### TASK REQUIREMENTS
Show every line where "page" occurs.

### DATASET
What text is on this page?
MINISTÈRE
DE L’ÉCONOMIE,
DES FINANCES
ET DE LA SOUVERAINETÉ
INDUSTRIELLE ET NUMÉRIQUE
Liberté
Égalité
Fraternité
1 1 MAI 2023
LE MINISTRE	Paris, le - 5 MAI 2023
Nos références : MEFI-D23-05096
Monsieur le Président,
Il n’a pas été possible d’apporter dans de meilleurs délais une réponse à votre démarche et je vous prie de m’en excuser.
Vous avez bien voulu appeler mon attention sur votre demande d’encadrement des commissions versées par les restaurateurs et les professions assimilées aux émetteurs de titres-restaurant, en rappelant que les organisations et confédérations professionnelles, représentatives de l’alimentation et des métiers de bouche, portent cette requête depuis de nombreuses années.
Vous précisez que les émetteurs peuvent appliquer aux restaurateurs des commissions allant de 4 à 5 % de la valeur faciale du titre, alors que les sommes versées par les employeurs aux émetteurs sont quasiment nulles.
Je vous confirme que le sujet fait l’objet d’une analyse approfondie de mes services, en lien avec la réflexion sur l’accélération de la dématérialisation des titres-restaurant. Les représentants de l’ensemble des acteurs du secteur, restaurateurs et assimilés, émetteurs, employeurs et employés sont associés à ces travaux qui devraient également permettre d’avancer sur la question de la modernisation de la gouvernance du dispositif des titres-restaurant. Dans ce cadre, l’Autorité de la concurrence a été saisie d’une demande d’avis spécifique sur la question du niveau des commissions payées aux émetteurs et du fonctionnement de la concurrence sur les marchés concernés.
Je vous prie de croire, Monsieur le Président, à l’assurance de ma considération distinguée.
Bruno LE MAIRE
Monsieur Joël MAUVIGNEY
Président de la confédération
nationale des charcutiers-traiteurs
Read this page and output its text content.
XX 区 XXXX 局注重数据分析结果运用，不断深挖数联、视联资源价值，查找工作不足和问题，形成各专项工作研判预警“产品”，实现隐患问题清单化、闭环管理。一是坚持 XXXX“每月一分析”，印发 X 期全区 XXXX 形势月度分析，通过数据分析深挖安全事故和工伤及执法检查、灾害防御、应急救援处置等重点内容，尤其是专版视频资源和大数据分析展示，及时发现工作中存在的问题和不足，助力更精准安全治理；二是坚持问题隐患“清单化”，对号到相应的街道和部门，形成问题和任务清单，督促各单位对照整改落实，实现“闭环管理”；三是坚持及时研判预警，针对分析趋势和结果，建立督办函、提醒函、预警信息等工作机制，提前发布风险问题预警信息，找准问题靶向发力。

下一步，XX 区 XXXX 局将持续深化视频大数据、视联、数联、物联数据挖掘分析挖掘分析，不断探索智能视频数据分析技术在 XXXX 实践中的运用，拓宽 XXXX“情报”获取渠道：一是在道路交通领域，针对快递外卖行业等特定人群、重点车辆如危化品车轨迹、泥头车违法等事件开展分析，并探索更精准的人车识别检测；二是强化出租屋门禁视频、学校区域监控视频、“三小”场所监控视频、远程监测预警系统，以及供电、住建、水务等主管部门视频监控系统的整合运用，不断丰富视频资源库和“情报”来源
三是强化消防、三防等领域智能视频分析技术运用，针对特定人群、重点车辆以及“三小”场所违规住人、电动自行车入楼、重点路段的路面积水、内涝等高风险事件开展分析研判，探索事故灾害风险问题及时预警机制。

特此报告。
--
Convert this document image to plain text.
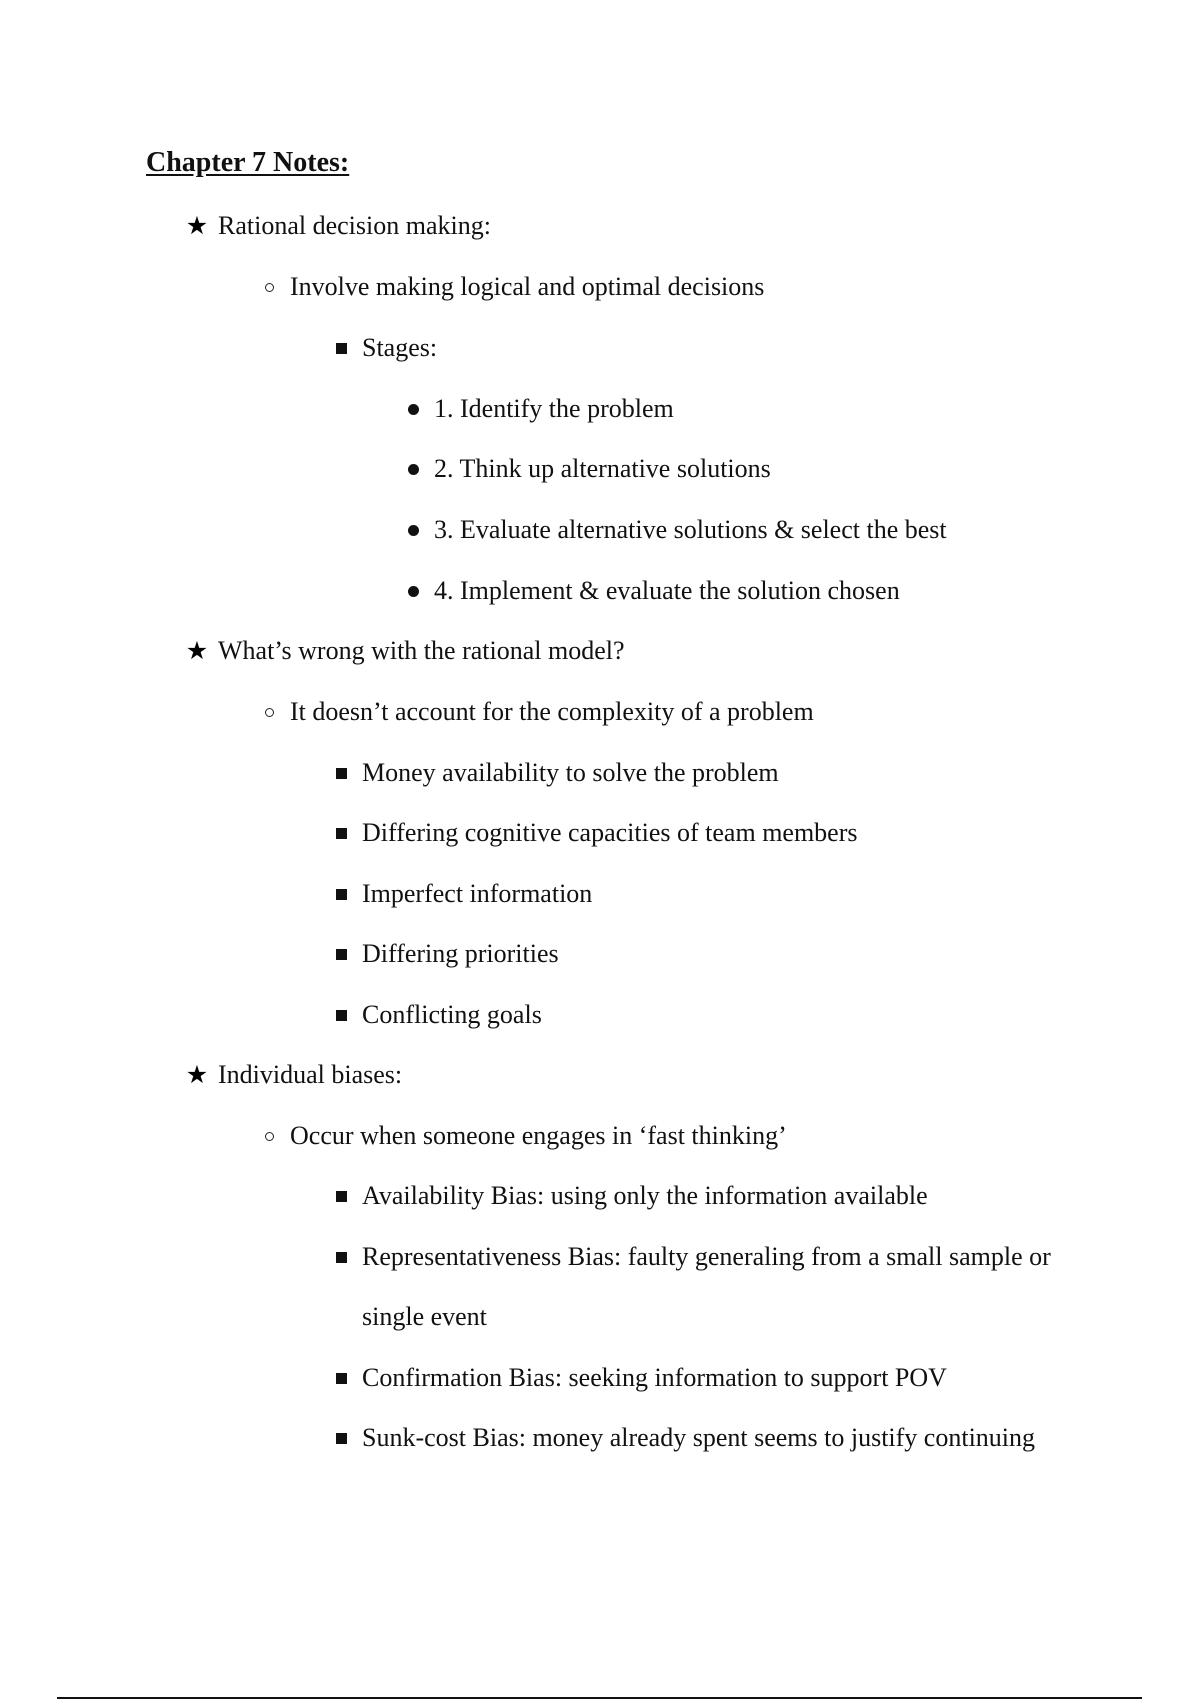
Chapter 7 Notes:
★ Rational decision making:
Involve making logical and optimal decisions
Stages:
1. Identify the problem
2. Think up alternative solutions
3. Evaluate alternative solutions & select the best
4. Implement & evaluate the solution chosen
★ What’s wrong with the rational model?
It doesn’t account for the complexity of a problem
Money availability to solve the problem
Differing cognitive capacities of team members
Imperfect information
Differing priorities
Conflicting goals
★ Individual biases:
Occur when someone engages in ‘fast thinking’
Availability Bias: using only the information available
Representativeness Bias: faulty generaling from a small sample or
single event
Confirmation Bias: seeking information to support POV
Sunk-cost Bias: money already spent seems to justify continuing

### REPLY
What text is on this page?
Read this page and output its text content.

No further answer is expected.